Please list all lines of the material below in which the string "Stir" occurs.
== RECORDS
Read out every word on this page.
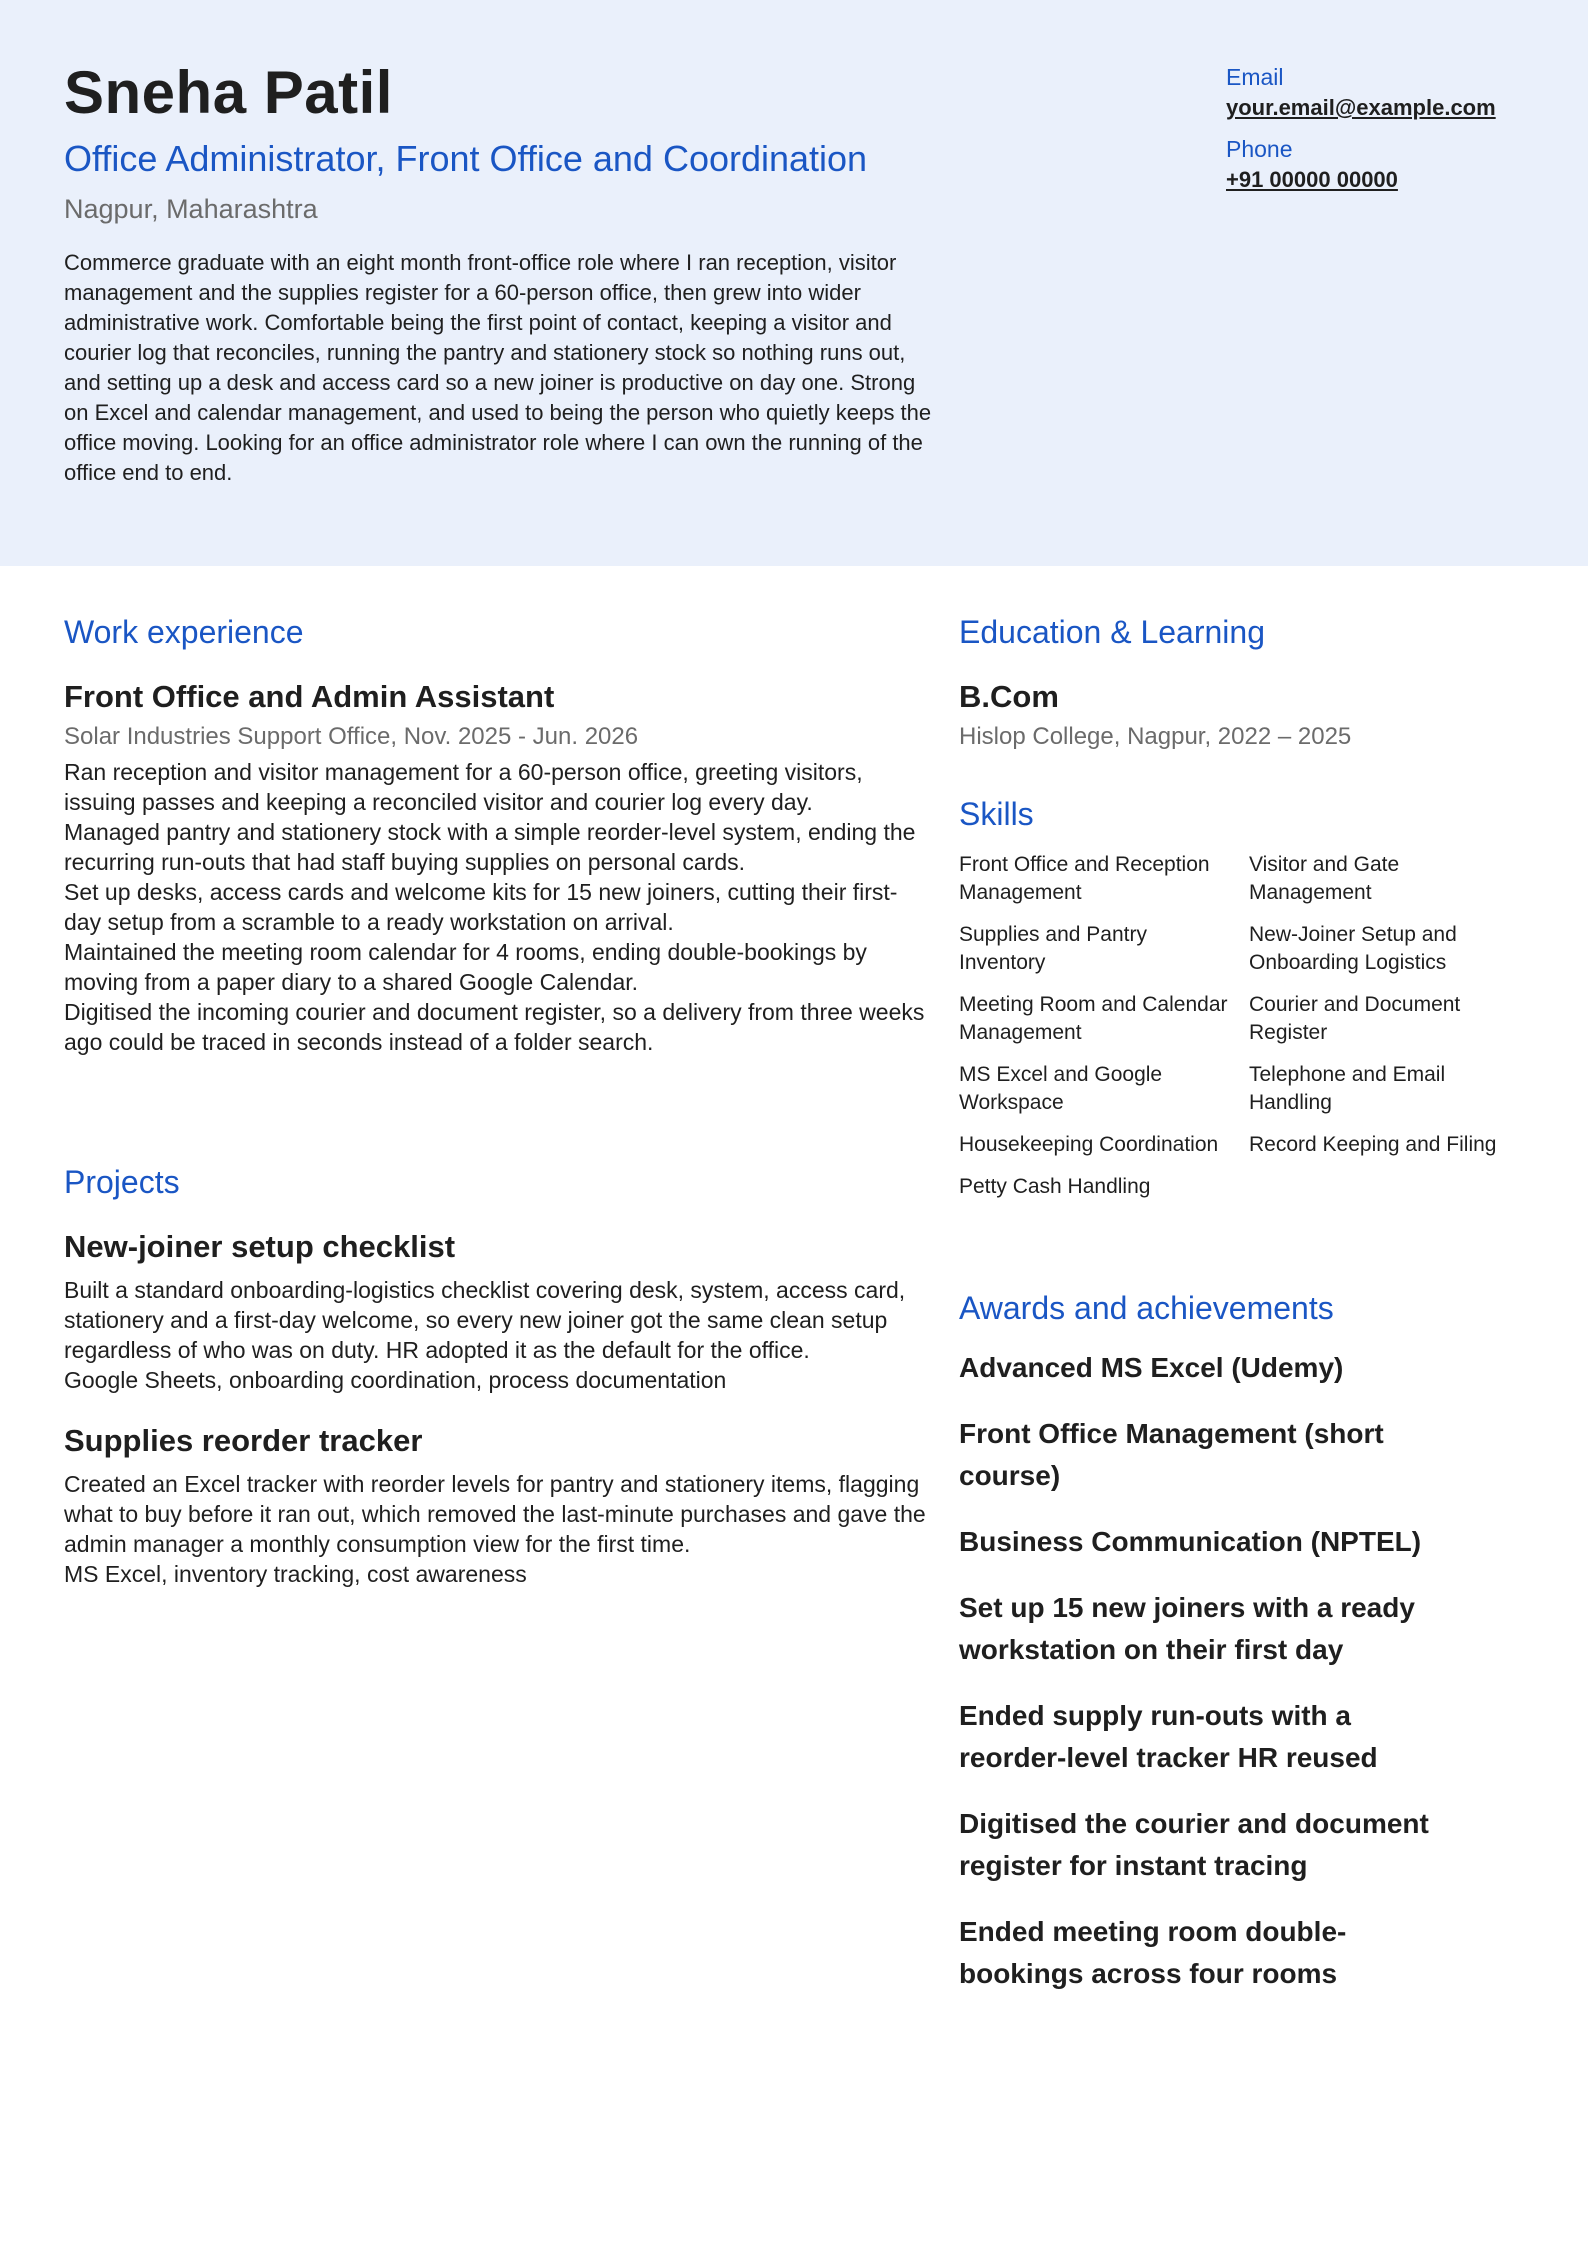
Sneha Patil
Office Administrator, Front Office and Coordination
Nagpur, Maharashtra
Commerce graduate with an eight month front-office role where I ran reception, visitor management and the supplies register for a 60-person office, then grew into wider administrative work. Comfortable being the first point of contact, keeping a visitor and courier log that reconciles, running the pantry and stationery stock so nothing runs out, and setting up a desk and access card so a new joiner is productive on day one. Strong on Excel and calendar management, and used to being the person who quietly keeps the office moving. Looking for an office administrator role where I can own the running of the office end to end.
Email
your.email@example.com
Phone
+91 00000 00000
Work experience
Front Office and Admin Assistant
Solar Industries Support Office, Nov. 2025 - Jun. 2026
Ran reception and visitor management for a 60-person office, greeting visitors, issuing passes and keeping a reconciled visitor and courier log every day.
Managed pantry and stationery stock with a simple reorder-level system, ending the recurring run-outs that had staff buying supplies on personal cards.
Set up desks, access cards and welcome kits for 15 new joiners, cutting their first-day setup from a scramble to a ready workstation on arrival.
Maintained the meeting room calendar for 4 rooms, ending double-bookings by moving from a paper diary to a shared Google Calendar.
Digitised the incoming courier and document register, so a delivery from three weeks ago could be traced in seconds instead of a folder search.
Projects
New-joiner setup checklist
Built a standard onboarding-logistics checklist covering desk, system, access card, stationery and a first-day welcome, so every new joiner got the same clean setup regardless of who was on duty. HR adopted it as the default for the office.
Google Sheets, onboarding coordination, process documentation
Supplies reorder tracker
Created an Excel tracker with reorder levels for pantry and stationery items, flagging what to buy before it ran out, which removed the last-minute purchases and gave the admin manager a monthly consumption view for the first time.
MS Excel, inventory tracking, cost awareness
Education & Learning
B.Com
Hislop College, Nagpur, 2022 – 2025
Skills
Front Office and Reception Management
Visitor and Gate Management
Supplies and Pantry Inventory
New-Joiner Setup and Onboarding Logistics
Meeting Room and Calendar Management
Courier and Document Register
MS Excel and Google Workspace
Telephone and Email Handling
Housekeeping Coordination	Record Keeping and Filing
Petty Cash Handling
Awards and achievements
Advanced MS Excel (Udemy)
Front Office Management (short course)
Business Communication (NPTEL)
Set up 15 new joiners with a ready workstation on their first day
Ended supply run-outs with a reorder-level tracker HR reused
Digitised the courier and document register for instant tracing
Ended meeting room double-bookings across four rooms
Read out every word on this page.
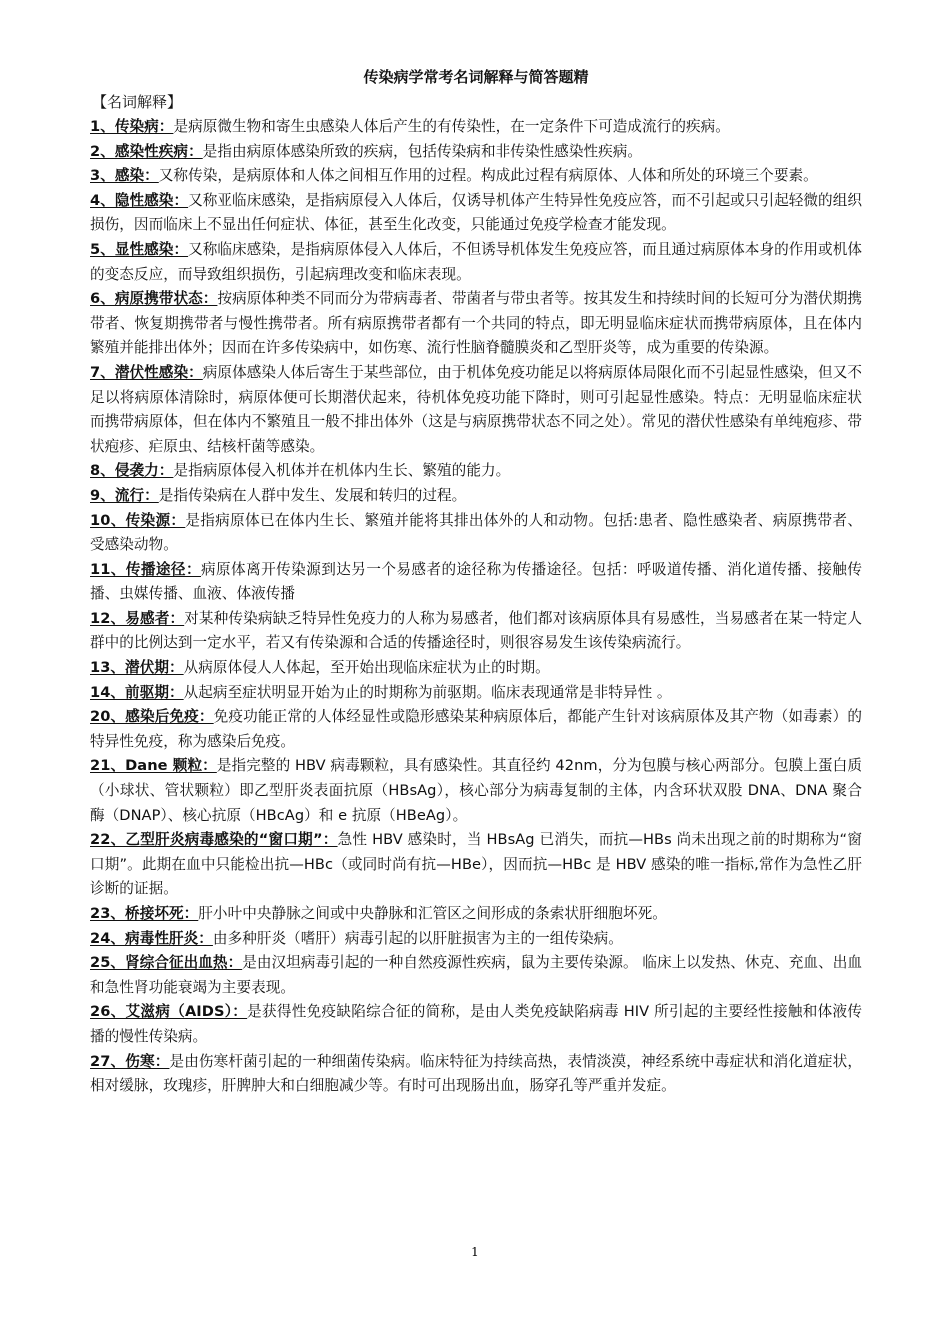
传染病学常考名词解释与简答题精
【名词解释】

1、传染病：是病原微生物和寄生虫感染人体后产生的有传染性，在一定条件下可造成流行的疾病。

2、感染性疾病：是指由病原体感染所致的疾病，包括传染病和非传染性感染性疾病。

3、感染：又称传染，是病原体和人体之间相互作用的过程。构成此过程有病原体、人体和所处的环境三个要素。

4、隐性感染：又称亚临床感染，是指病原侵入人体后，仅诱导机体产生特异性免疫应答，而不引起或只引起轻微的组织损伤，因而临床上不显出任何症状、体征，甚至生化改变，只能通过免疫学检查才能发现。

5、显性感染：又称临床感染，是指病原体侵入人体后，不但诱导机体发生免疫应答，而且通过病原体本身的作用或机体的变态反应，而导致组织损伤，引起病理改变和临床表现。

6、病原携带状态：按病原体种类不同而分为带病毒者、带菌者与带虫者等。按其发生和持续时间的长短可分为潜伏期携带者、恢复期携带者与慢性携带者。所有病原携带者都有一个共同的特点，即无明显临床症状而携带病原体，且在体内繁殖并能排出体外；因而在许多传染病中，如伤寒、流行性脑脊髓膜炎和乙型肝炎等，成为重要的传染源。

7、潜伏性感染：病原体感染人体后寄生于某些部位，由于机体免疫功能足以将病原体局限化而不引起显性感染，但又不足以将病原体清除时，病原体便可长期潜伏起来，待机体免疫功能下降时，则可引起显性感染。特点：无明显临床症状而携带病原体，但在体内不繁殖且一般不排出体外（这是与病原携带状态不同之处）。常见的潜伏性感染有单纯疱疹、带状疱疹、疟原虫、结核杆菌等感染。

8、侵袭力：是指病原体侵入机体并在机体内生长、繁殖的能力。

9、流行：是指传染病在人群中发生、发展和转归的过程。

10、传染源：是指病原体已在体内生长、繁殖并能将其排出体外的人和动物。包括:患者、隐性感染者、病原携带者、受感染动物。

11、传播途径：病原体离开传染源到达另一个易感者的途径称为传播途径。包括：呼吸道传播、消化道传播、接触传播、虫媒传播、血液、体液传播

12、易感者：对某种传染病缺乏特异性免疫力的人称为易感者，他们都对该病原体具有易感性，当易感者在某一特定人群中的比例达到一定水平，若又有传染源和合适的传播途径时，则很容易发生该传染病流行。

13、潜伏期：从病原体侵人人体起，至开始出现临床症状为止的时期。

14、前驱期：从起病至症状明显开始为止的时期称为前驱期。临床表现通常是非特异性 。

20、感染后免疫：免疫功能正常的人体经显性或隐形感染某种病原体后，都能产生针对该病原体及其产物（如毒素）的特异性免疫，称为感染后免疫。

21、Dane 颗粒：是指完整的 HBV 病毒颗粒，具有感染性。其直径约 42nm，分为包膜与核心两部分。包膜上蛋白质（小球状、管状颗粒）即乙型肝炎表面抗原（HBsAg），核心部分为病毒复制的主体，内含环状双股 DNA、DNA 聚合酶（DNAP）、核心抗原（HBcAg）和 e 抗原（HBeAg）。

22、乙型肝炎病毒感染的“窗口期”：急性 HBV 感染时，当 HBsAg 已消失，而抗—HBs 尚未出现之前的时期称为“窗口期”。此期在血中只能检出抗—HBc（或同时尚有抗—HBe），因而抗—HBc 是 HBV 感染的唯一指标,常作为急性乙肝诊断的证据。

23、桥接坏死：肝小叶中央静脉之间或中央静脉和汇管区之间形成的条索状肝细胞坏死。

24、病毒性肝炎：由多种肝炎（嗜肝）病毒引起的以肝脏损害为主的一组传染病。

25、肾综合征出血热：是由汉坦病毒引起的一种自然疫源性疾病，鼠为主要传染源。 临床上以发热、休克、充血、出血和急性肾功能衰竭为主要表现。

26、艾滋病（AIDS）：是获得性免疫缺陷综合征的简称，是由人类免疫缺陷病毒 HIV 所引起的主要经性接触和体液传播的慢性传染病。

27、伤寒：是由伤寒杆菌引起的一种细菌传染病。临床特征为持续高热，表情淡漠，神经系统中毒症状和消化道症状，相对缓脉，玫瑰疹，肝脾肿大和白细胞减少等。有时可出现肠出血，肠穿孔等严重并发症。

1
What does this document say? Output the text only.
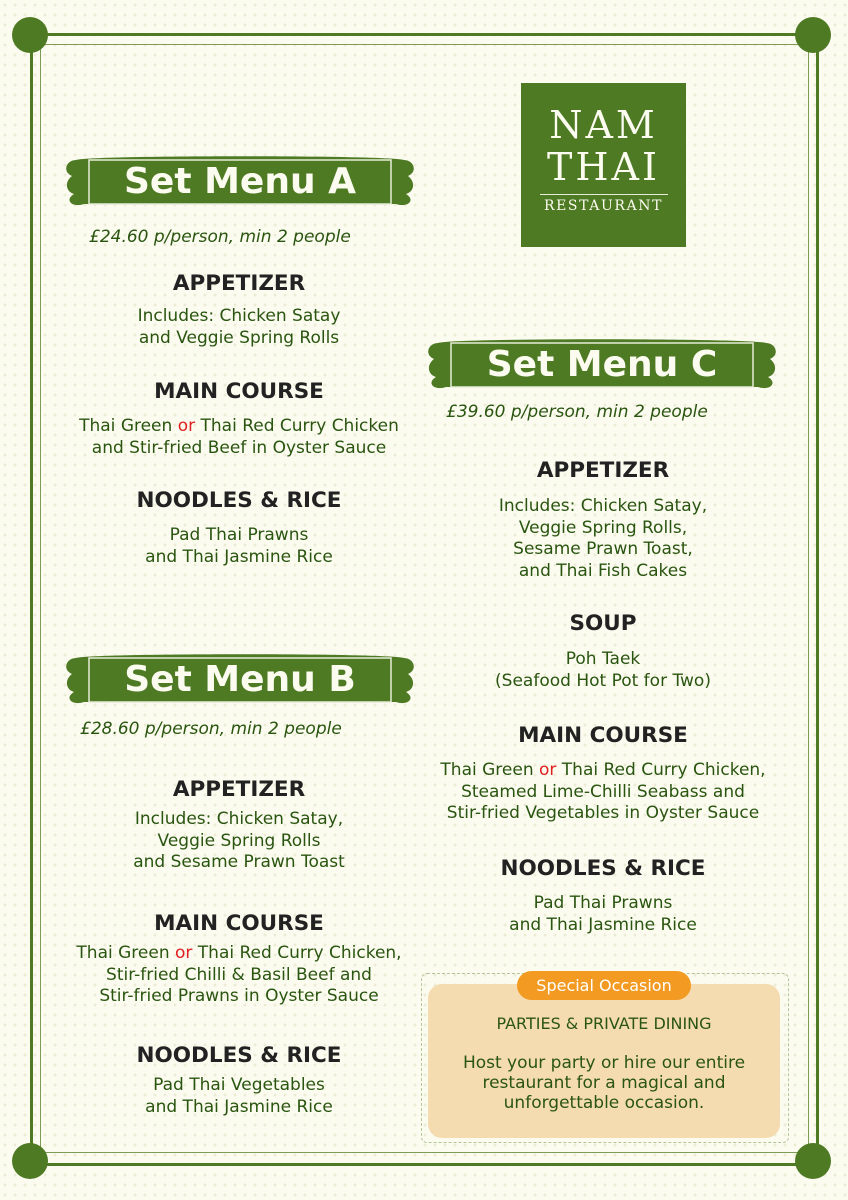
NAM
THAI
RESTAURANT
Set Menu A
£24.60 p/person, min 2 people
APPETIZER
Includes: Chicken Satay
and Veggie Spring Rolls
MAIN COURSE
Thai Green or Thai Red Curry Chicken
and Stir-fried Beef in Oyster Sauce
NOODLES & RICE
Pad Thai Prawns
and Thai Jasmine Rice
Set Menu B
£28.60 p/person, min 2 people
APPETIZER
Includes: Chicken Satay,
Veggie Spring Rolls
and Sesame Prawn Toast
MAIN COURSE
Thai Green or Thai Red Curry Chicken,
Stir-fried Chilli & Basil Beef and
Stir-fried Prawns in Oyster Sauce
NOODLES & RICE
Pad Thai Vegetables
and Thai Jasmine Rice
Set Menu C
£39.60 p/person, min 2 people
APPETIZER
Includes: Chicken Satay,
Veggie Spring Rolls,
Sesame Prawn Toast,
and Thai Fish Cakes
SOUP
Poh Taek
(Seafood Hot Pot for Two)
MAIN COURSE
Thai Green or Thai Red Curry Chicken,
Steamed Lime-Chilli Seabass and
Stir-fried Vegetables in Oyster Sauce
NOODLES & RICE
Pad Thai Prawns
and Thai Jasmine Rice
Special Occasion
PARTIES & PRIVATE DINING
Host your party or hire our entire
restaurant for a magical and
unforgettable occasion.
====
(ANSWER FOR THIS EXERCISE)
and Stir-fried Beef in Oyster Sauce
Stir-fried Chilli & Basil Beef and
Stir-fried Prawns in Oyster Sauce
Stir-fried Vegetables in Oyster Sauce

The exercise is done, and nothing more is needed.